_Recorded information_.
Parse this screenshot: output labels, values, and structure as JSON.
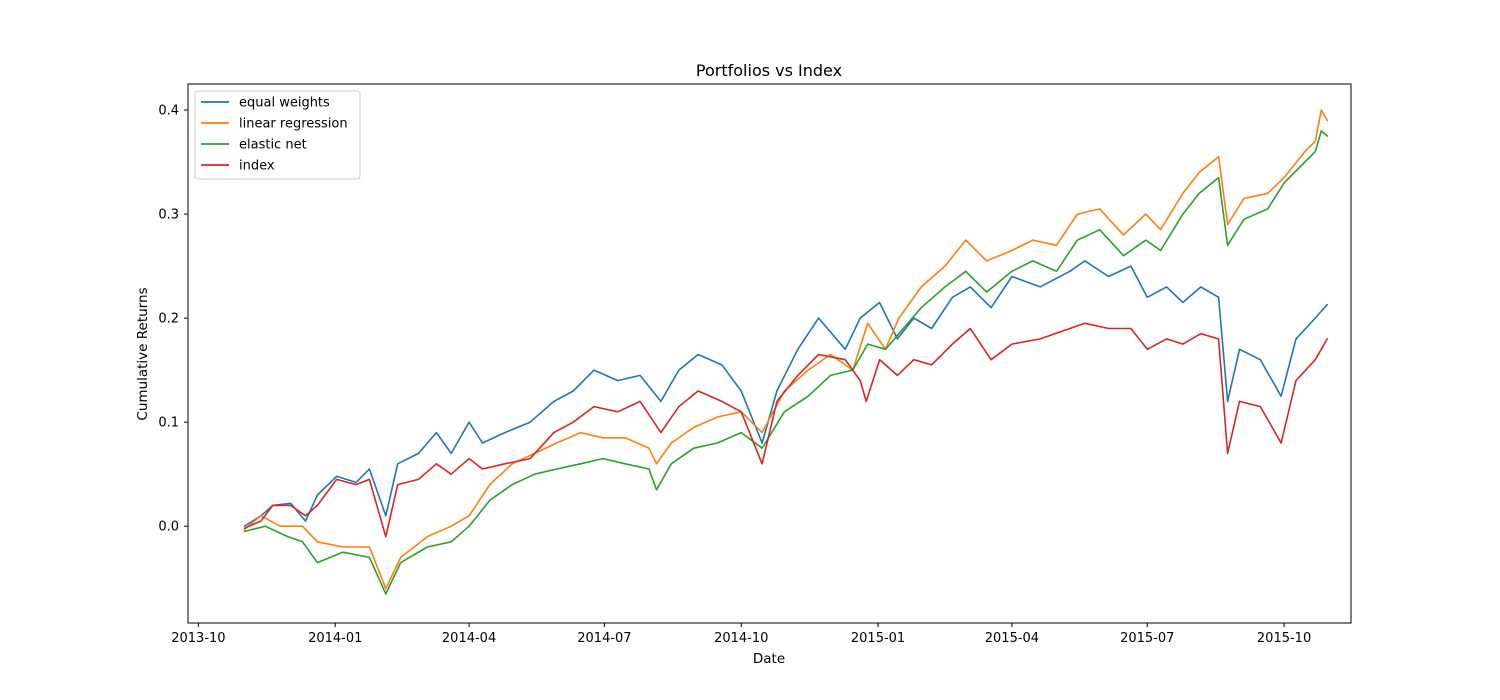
{
  "chart_data": {
    "type": "line",
    "title": "Portfolios vs Index",
    "xlabel": "Date",
    "ylabel": "Cumulative Returns",
    "x_range": [
      "2013-09-24",
      "2015-11-15"
    ],
    "ylim": [
      -0.093,
      0.425
    ],
    "x_ticks": [
      {
        "date": "2013-10-01",
        "label": "2013-10"
      },
      {
        "date": "2014-01-01",
        "label": "2014-01"
      },
      {
        "date": "2014-04-01",
        "label": "2014-04"
      },
      {
        "date": "2014-07-01",
        "label": "2014-07"
      },
      {
        "date": "2014-10-01",
        "label": "2014-10"
      },
      {
        "date": "2015-01-01",
        "label": "2015-01"
      },
      {
        "date": "2015-04-01",
        "label": "2015-04"
      },
      {
        "date": "2015-07-01",
        "label": "2015-07"
      },
      {
        "date": "2015-10-01",
        "label": "2015-10"
      }
    ],
    "y_ticks": [
      {
        "value": 0.0,
        "label": "0.0"
      },
      {
        "value": 0.1,
        "label": "0.1"
      },
      {
        "value": 0.2,
        "label": "0.2"
      },
      {
        "value": 0.3,
        "label": "0.3"
      },
      {
        "value": 0.4,
        "label": "0.4"
      }
    ],
    "grid": false,
    "legend_position": "top-left",
    "series": [
      {
        "name": "equal weights",
        "color": "#1f77b4",
        "points": [
          [
            "2013-11-01",
            0.0
          ],
          [
            "2013-11-12",
            0.01
          ],
          [
            "2013-11-20",
            0.02
          ],
          [
            "2013-12-02",
            0.022
          ],
          [
            "2013-12-12",
            0.005
          ],
          [
            "2013-12-20",
            0.03
          ],
          [
            "2014-01-02",
            0.048
          ],
          [
            "2014-01-15",
            0.042
          ],
          [
            "2014-01-24",
            0.055
          ],
          [
            "2014-02-04",
            0.01
          ],
          [
            "2014-02-12",
            0.06
          ],
          [
            "2014-02-26",
            0.07
          ],
          [
            "2014-03-10",
            0.09
          ],
          [
            "2014-03-20",
            0.07
          ],
          [
            "2014-04-01",
            0.1
          ],
          [
            "2014-04-10",
            0.08
          ],
          [
            "2014-04-25",
            0.09
          ],
          [
            "2014-05-12",
            0.1
          ],
          [
            "2014-05-28",
            0.12
          ],
          [
            "2014-06-10",
            0.13
          ],
          [
            "2014-06-24",
            0.15
          ],
          [
            "2014-07-10",
            0.14
          ],
          [
            "2014-07-25",
            0.145
          ],
          [
            "2014-08-08",
            0.12
          ],
          [
            "2014-08-20",
            0.15
          ],
          [
            "2014-09-02",
            0.165
          ],
          [
            "2014-09-18",
            0.155
          ],
          [
            "2014-10-01",
            0.13
          ],
          [
            "2014-10-15",
            0.08
          ],
          [
            "2014-10-25",
            0.13
          ],
          [
            "2014-11-08",
            0.17
          ],
          [
            "2014-11-22",
            0.2
          ],
          [
            "2014-12-10",
            0.17
          ],
          [
            "2014-12-20",
            0.2
          ],
          [
            "2015-01-02",
            0.215
          ],
          [
            "2015-01-14",
            0.18
          ],
          [
            "2015-01-25",
            0.2
          ],
          [
            "2015-02-06",
            0.19
          ],
          [
            "2015-02-20",
            0.22
          ],
          [
            "2015-03-04",
            0.23
          ],
          [
            "2015-03-18",
            0.21
          ],
          [
            "2015-04-01",
            0.24
          ],
          [
            "2015-04-20",
            0.23
          ],
          [
            "2015-05-10",
            0.245
          ],
          [
            "2015-05-20",
            0.255
          ],
          [
            "2015-06-05",
            0.24
          ],
          [
            "2015-06-20",
            0.25
          ],
          [
            "2015-07-01",
            0.22
          ],
          [
            "2015-07-14",
            0.23
          ],
          [
            "2015-07-25",
            0.215
          ],
          [
            "2015-08-06",
            0.23
          ],
          [
            "2015-08-18",
            0.22
          ],
          [
            "2015-08-24",
            0.12
          ],
          [
            "2015-09-01",
            0.17
          ],
          [
            "2015-09-15",
            0.16
          ],
          [
            "2015-09-29",
            0.125
          ],
          [
            "2015-10-09",
            0.18
          ],
          [
            "2015-10-22",
            0.2
          ],
          [
            "2015-10-30",
            0.213
          ]
        ]
      },
      {
        "name": "linear regression",
        "color": "#ff7f0e",
        "points": [
          [
            "2013-11-01",
            -0.003
          ],
          [
            "2013-11-12",
            0.01
          ],
          [
            "2013-11-25",
            0.0
          ],
          [
            "2013-12-10",
            0.0
          ],
          [
            "2013-12-20",
            -0.015
          ],
          [
            "2014-01-06",
            -0.02
          ],
          [
            "2014-01-24",
            -0.02
          ],
          [
            "2014-02-04",
            -0.06
          ],
          [
            "2014-02-14",
            -0.03
          ],
          [
            "2014-03-04",
            -0.01
          ],
          [
            "2014-03-20",
            0.0
          ],
          [
            "2014-04-01",
            0.01
          ],
          [
            "2014-04-15",
            0.04
          ],
          [
            "2014-04-30",
            0.06
          ],
          [
            "2014-05-15",
            0.07
          ],
          [
            "2014-05-30",
            0.08
          ],
          [
            "2014-06-15",
            0.09
          ],
          [
            "2014-06-30",
            0.085
          ],
          [
            "2014-07-15",
            0.085
          ],
          [
            "2014-07-31",
            0.075
          ],
          [
            "2014-08-05",
            0.06
          ],
          [
            "2014-08-15",
            0.08
          ],
          [
            "2014-08-30",
            0.095
          ],
          [
            "2014-09-15",
            0.105
          ],
          [
            "2014-10-01",
            0.11
          ],
          [
            "2014-10-15",
            0.09
          ],
          [
            "2014-10-30",
            0.13
          ],
          [
            "2014-11-15",
            0.15
          ],
          [
            "2014-11-30",
            0.165
          ],
          [
            "2014-12-15",
            0.15
          ],
          [
            "2014-12-25",
            0.195
          ],
          [
            "2015-01-06",
            0.17
          ],
          [
            "2015-01-15",
            0.2
          ],
          [
            "2015-01-30",
            0.23
          ],
          [
            "2015-02-15",
            0.25
          ],
          [
            "2015-03-01",
            0.275
          ],
          [
            "2015-03-15",
            0.255
          ],
          [
            "2015-04-01",
            0.265
          ],
          [
            "2015-04-15",
            0.275
          ],
          [
            "2015-05-01",
            0.27
          ],
          [
            "2015-05-15",
            0.3
          ],
          [
            "2015-05-30",
            0.305
          ],
          [
            "2015-06-15",
            0.28
          ],
          [
            "2015-06-30",
            0.3
          ],
          [
            "2015-07-10",
            0.285
          ],
          [
            "2015-07-25",
            0.32
          ],
          [
            "2015-08-05",
            0.34
          ],
          [
            "2015-08-18",
            0.355
          ],
          [
            "2015-08-24",
            0.29
          ],
          [
            "2015-09-04",
            0.315
          ],
          [
            "2015-09-20",
            0.32
          ],
          [
            "2015-10-01",
            0.335
          ],
          [
            "2015-10-15",
            0.36
          ],
          [
            "2015-10-22",
            0.37
          ],
          [
            "2015-10-26",
            0.4
          ],
          [
            "2015-10-30",
            0.39
          ]
        ]
      },
      {
        "name": "elastic net",
        "color": "#2ca02c",
        "points": [
          [
            "2013-11-01",
            -0.005
          ],
          [
            "2013-11-15",
            0.0
          ],
          [
            "2013-11-30",
            -0.01
          ],
          [
            "2013-12-10",
            -0.015
          ],
          [
            "2013-12-20",
            -0.035
          ],
          [
            "2014-01-06",
            -0.025
          ],
          [
            "2014-01-24",
            -0.03
          ],
          [
            "2014-02-04",
            -0.065
          ],
          [
            "2014-02-14",
            -0.035
          ],
          [
            "2014-03-04",
            -0.02
          ],
          [
            "2014-03-20",
            -0.015
          ],
          [
            "2014-04-01",
            0.0
          ],
          [
            "2014-04-15",
            0.025
          ],
          [
            "2014-04-30",
            0.04
          ],
          [
            "2014-05-15",
            0.05
          ],
          [
            "2014-05-30",
            0.055
          ],
          [
            "2014-06-15",
            0.06
          ],
          [
            "2014-06-30",
            0.065
          ],
          [
            "2014-07-15",
            0.06
          ],
          [
            "2014-07-31",
            0.055
          ],
          [
            "2014-08-05",
            0.035
          ],
          [
            "2014-08-15",
            0.06
          ],
          [
            "2014-08-30",
            0.075
          ],
          [
            "2014-09-15",
            0.08
          ],
          [
            "2014-10-01",
            0.09
          ],
          [
            "2014-10-15",
            0.075
          ],
          [
            "2014-10-30",
            0.11
          ],
          [
            "2014-11-15",
            0.125
          ],
          [
            "2014-11-30",
            0.145
          ],
          [
            "2014-12-15",
            0.15
          ],
          [
            "2014-12-25",
            0.175
          ],
          [
            "2015-01-06",
            0.17
          ],
          [
            "2015-01-15",
            0.185
          ],
          [
            "2015-01-30",
            0.21
          ],
          [
            "2015-02-15",
            0.23
          ],
          [
            "2015-03-01",
            0.245
          ],
          [
            "2015-03-15",
            0.225
          ],
          [
            "2015-04-01",
            0.245
          ],
          [
            "2015-04-15",
            0.255
          ],
          [
            "2015-05-01",
            0.245
          ],
          [
            "2015-05-15",
            0.275
          ],
          [
            "2015-05-30",
            0.285
          ],
          [
            "2015-06-15",
            0.26
          ],
          [
            "2015-06-30",
            0.275
          ],
          [
            "2015-07-10",
            0.265
          ],
          [
            "2015-07-25",
            0.3
          ],
          [
            "2015-08-05",
            0.32
          ],
          [
            "2015-08-18",
            0.335
          ],
          [
            "2015-08-24",
            0.27
          ],
          [
            "2015-09-04",
            0.295
          ],
          [
            "2015-09-20",
            0.305
          ],
          [
            "2015-10-01",
            0.33
          ],
          [
            "2015-10-15",
            0.35
          ],
          [
            "2015-10-22",
            0.36
          ],
          [
            "2015-10-26",
            0.38
          ],
          [
            "2015-10-30",
            0.375
          ]
        ]
      },
      {
        "name": "index",
        "color": "#d62728",
        "points": [
          [
            "2013-11-01",
            -0.002
          ],
          [
            "2013-11-12",
            0.005
          ],
          [
            "2013-11-20",
            0.02
          ],
          [
            "2013-12-02",
            0.02
          ],
          [
            "2013-12-12",
            0.01
          ],
          [
            "2013-12-20",
            0.02
          ],
          [
            "2014-01-02",
            0.045
          ],
          [
            "2014-01-15",
            0.04
          ],
          [
            "2014-01-24",
            0.045
          ],
          [
            "2014-02-04",
            -0.01
          ],
          [
            "2014-02-12",
            0.04
          ],
          [
            "2014-02-26",
            0.045
          ],
          [
            "2014-03-10",
            0.06
          ],
          [
            "2014-03-20",
            0.05
          ],
          [
            "2014-04-01",
            0.065
          ],
          [
            "2014-04-10",
            0.055
          ],
          [
            "2014-04-25",
            0.06
          ],
          [
            "2014-05-12",
            0.065
          ],
          [
            "2014-05-28",
            0.09
          ],
          [
            "2014-06-10",
            0.1
          ],
          [
            "2014-06-24",
            0.115
          ],
          [
            "2014-07-10",
            0.11
          ],
          [
            "2014-07-25",
            0.12
          ],
          [
            "2014-08-08",
            0.09
          ],
          [
            "2014-08-20",
            0.115
          ],
          [
            "2014-09-02",
            0.13
          ],
          [
            "2014-09-18",
            0.12
          ],
          [
            "2014-10-01",
            0.11
          ],
          [
            "2014-10-15",
            0.06
          ],
          [
            "2014-10-25",
            0.12
          ],
          [
            "2014-11-08",
            0.145
          ],
          [
            "2014-11-22",
            0.165
          ],
          [
            "2014-12-10",
            0.16
          ],
          [
            "2014-12-20",
            0.14
          ],
          [
            "2014-12-24",
            0.12
          ],
          [
            "2015-01-02",
            0.16
          ],
          [
            "2015-01-14",
            0.145
          ],
          [
            "2015-01-25",
            0.16
          ],
          [
            "2015-02-06",
            0.155
          ],
          [
            "2015-02-20",
            0.175
          ],
          [
            "2015-03-04",
            0.19
          ],
          [
            "2015-03-18",
            0.16
          ],
          [
            "2015-04-01",
            0.175
          ],
          [
            "2015-04-20",
            0.18
          ],
          [
            "2015-05-10",
            0.19
          ],
          [
            "2015-05-20",
            0.195
          ],
          [
            "2015-06-05",
            0.19
          ],
          [
            "2015-06-20",
            0.19
          ],
          [
            "2015-07-01",
            0.17
          ],
          [
            "2015-07-14",
            0.18
          ],
          [
            "2015-07-25",
            0.175
          ],
          [
            "2015-08-06",
            0.185
          ],
          [
            "2015-08-18",
            0.18
          ],
          [
            "2015-08-24",
            0.07
          ],
          [
            "2015-09-01",
            0.12
          ],
          [
            "2015-09-15",
            0.115
          ],
          [
            "2015-09-29",
            0.08
          ],
          [
            "2015-10-09",
            0.14
          ],
          [
            "2015-10-22",
            0.16
          ],
          [
            "2015-10-30",
            0.18
          ]
        ]
      }
    ]
  }
}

_What this task involves_. Search the entries for the string "color" and collect each line that has it.

_Answer for the task_.
        "color": "#1f77b4",
        "color": "#ff7f0e",
        "color": "#2ca02c",
        "color": "#d62728",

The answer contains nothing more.